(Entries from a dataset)
***

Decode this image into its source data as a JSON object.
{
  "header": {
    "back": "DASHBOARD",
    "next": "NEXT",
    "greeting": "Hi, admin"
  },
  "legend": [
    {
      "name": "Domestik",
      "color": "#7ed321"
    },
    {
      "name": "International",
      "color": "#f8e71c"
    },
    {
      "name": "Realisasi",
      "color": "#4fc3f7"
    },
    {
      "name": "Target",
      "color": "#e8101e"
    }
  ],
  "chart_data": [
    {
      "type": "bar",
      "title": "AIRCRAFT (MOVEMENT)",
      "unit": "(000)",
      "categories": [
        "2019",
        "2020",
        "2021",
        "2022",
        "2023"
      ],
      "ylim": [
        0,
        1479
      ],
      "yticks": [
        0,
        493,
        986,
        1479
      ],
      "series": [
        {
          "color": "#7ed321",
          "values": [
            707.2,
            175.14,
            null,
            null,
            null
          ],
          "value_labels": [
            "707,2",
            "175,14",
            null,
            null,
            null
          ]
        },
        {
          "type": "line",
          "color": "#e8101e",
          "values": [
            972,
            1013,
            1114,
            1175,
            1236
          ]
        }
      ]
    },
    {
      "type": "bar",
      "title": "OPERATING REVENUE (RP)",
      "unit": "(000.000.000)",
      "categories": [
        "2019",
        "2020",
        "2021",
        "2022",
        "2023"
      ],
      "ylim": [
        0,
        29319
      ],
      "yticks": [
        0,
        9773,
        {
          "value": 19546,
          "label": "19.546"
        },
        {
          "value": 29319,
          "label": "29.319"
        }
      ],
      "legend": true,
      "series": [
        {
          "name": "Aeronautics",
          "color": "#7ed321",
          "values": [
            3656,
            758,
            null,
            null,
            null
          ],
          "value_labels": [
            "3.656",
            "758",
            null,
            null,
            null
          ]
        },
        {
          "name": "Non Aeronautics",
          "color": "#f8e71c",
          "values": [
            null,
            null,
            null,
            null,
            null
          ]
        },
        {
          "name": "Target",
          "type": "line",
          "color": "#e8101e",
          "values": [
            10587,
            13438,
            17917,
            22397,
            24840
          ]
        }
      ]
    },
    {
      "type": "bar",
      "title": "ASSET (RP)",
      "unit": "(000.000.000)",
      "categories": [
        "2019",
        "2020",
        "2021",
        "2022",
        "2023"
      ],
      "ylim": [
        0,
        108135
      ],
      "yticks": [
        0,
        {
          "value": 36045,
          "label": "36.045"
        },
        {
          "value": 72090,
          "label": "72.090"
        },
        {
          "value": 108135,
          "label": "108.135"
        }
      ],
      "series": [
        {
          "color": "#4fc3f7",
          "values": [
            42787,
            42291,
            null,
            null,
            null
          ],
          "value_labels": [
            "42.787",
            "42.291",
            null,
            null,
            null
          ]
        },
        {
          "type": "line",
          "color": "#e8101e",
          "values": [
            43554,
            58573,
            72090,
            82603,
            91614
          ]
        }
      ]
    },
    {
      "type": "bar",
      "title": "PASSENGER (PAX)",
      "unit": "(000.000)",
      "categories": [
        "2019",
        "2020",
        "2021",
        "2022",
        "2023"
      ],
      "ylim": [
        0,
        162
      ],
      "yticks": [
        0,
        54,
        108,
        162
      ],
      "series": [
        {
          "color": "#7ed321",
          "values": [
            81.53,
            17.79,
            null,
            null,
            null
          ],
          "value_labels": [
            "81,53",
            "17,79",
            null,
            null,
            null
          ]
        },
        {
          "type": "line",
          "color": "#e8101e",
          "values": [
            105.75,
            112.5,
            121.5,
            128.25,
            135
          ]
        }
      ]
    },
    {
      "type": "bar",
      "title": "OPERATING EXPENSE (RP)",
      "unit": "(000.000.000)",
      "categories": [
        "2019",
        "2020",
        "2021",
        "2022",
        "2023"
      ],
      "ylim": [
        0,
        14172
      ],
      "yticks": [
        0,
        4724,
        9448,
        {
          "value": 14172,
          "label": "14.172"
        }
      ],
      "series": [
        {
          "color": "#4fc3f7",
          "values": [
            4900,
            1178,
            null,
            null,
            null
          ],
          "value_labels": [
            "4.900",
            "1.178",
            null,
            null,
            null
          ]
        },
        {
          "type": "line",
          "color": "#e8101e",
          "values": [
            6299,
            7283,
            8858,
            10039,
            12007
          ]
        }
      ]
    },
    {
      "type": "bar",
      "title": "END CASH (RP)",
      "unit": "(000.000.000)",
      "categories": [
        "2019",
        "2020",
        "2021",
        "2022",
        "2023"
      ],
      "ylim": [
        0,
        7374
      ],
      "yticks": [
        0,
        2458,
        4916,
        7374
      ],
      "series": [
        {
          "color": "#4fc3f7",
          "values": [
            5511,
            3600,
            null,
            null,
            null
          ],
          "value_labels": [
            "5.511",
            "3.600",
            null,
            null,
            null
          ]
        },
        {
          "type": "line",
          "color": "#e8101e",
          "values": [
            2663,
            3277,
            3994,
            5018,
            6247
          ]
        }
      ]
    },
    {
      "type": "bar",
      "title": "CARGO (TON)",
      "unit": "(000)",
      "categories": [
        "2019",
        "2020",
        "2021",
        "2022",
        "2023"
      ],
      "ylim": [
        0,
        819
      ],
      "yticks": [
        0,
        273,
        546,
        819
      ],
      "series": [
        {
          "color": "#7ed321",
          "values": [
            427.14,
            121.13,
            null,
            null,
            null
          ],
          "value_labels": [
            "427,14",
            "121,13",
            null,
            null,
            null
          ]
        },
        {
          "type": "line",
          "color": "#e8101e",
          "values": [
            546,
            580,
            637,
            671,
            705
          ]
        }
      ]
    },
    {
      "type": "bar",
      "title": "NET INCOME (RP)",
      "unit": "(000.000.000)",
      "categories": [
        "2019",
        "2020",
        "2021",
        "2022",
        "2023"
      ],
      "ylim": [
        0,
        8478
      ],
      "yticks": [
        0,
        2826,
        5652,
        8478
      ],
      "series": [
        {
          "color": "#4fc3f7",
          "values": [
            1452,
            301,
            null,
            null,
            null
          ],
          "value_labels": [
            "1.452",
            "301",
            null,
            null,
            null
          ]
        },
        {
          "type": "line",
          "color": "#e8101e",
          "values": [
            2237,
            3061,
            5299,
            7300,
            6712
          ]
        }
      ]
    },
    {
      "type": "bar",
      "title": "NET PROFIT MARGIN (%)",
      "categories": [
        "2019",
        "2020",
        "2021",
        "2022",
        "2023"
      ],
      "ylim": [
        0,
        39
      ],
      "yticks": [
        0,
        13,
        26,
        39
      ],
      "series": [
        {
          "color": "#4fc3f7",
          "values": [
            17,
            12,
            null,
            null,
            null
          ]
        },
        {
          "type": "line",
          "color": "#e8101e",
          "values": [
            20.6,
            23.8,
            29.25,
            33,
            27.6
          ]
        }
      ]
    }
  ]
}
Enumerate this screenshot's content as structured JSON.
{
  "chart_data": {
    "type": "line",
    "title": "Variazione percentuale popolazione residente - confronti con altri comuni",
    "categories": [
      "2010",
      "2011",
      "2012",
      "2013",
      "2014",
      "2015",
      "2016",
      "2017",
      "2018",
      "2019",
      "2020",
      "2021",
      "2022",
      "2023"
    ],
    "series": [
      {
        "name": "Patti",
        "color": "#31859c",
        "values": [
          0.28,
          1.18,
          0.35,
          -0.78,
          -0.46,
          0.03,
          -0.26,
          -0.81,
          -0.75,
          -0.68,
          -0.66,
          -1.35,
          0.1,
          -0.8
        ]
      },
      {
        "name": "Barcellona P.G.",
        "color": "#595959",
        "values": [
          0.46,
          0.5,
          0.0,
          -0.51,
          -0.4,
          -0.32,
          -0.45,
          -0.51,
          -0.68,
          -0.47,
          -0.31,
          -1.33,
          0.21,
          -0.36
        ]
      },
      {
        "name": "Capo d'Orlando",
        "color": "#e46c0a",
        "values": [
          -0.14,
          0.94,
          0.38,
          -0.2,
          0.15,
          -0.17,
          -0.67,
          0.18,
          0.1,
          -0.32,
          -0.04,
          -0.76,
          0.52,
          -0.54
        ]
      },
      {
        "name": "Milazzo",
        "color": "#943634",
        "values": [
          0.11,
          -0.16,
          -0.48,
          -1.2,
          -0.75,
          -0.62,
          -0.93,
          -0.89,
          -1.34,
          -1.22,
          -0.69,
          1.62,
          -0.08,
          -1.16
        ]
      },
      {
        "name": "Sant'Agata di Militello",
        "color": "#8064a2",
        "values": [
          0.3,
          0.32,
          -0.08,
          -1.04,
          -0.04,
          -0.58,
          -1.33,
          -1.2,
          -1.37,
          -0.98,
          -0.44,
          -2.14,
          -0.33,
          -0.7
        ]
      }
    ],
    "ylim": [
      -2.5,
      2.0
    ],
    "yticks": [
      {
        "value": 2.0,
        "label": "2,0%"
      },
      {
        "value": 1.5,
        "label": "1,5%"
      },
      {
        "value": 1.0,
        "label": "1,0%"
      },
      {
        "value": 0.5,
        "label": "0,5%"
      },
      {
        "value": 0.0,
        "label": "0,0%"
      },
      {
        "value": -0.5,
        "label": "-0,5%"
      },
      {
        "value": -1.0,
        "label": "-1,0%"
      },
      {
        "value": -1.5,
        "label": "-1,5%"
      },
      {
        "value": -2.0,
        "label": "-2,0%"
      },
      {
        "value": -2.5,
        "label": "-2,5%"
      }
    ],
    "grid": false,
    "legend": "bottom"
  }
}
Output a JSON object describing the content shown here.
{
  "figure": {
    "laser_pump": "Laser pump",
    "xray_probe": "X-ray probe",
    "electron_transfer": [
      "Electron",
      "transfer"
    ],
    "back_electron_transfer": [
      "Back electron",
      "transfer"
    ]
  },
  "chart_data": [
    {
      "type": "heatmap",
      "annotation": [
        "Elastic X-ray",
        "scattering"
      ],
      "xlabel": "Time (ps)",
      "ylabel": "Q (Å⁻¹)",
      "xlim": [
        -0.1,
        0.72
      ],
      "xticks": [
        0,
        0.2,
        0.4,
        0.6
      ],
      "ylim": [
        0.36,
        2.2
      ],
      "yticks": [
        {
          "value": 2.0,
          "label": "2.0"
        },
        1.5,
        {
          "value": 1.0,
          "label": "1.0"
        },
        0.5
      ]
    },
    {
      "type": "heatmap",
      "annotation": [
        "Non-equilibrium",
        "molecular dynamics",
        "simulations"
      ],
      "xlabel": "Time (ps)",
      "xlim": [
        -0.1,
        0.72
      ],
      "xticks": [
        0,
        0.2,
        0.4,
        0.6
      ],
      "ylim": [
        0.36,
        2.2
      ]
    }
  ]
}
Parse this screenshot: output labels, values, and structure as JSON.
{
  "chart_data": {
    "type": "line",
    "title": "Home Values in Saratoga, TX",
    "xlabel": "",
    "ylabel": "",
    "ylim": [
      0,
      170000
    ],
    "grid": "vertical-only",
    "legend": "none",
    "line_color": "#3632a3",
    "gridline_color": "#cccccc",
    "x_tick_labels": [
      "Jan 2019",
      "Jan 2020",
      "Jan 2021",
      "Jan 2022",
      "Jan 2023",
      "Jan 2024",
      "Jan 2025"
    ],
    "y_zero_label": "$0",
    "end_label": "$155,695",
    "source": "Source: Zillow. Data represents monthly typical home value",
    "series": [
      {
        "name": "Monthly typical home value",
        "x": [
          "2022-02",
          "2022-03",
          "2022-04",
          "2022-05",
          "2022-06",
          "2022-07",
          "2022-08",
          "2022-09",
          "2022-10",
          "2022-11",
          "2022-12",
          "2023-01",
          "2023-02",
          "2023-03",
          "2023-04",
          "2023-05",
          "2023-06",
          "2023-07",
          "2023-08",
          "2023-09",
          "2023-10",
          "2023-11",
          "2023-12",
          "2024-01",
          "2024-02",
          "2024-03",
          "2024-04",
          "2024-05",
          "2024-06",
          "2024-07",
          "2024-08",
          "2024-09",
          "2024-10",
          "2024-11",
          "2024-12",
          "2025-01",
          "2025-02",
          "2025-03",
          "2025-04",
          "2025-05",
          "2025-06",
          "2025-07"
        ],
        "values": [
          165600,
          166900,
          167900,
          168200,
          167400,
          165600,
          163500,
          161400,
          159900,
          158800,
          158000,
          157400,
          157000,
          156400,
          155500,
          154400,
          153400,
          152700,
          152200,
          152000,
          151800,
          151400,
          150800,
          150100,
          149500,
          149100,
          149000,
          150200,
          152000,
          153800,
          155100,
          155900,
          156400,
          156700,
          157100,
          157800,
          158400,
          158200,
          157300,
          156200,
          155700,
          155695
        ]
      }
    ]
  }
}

***

SET EXERCISE => Work out how many lines above have the string "Aeronautics" in them, and give only the number.

CORRECT ANSWER => 2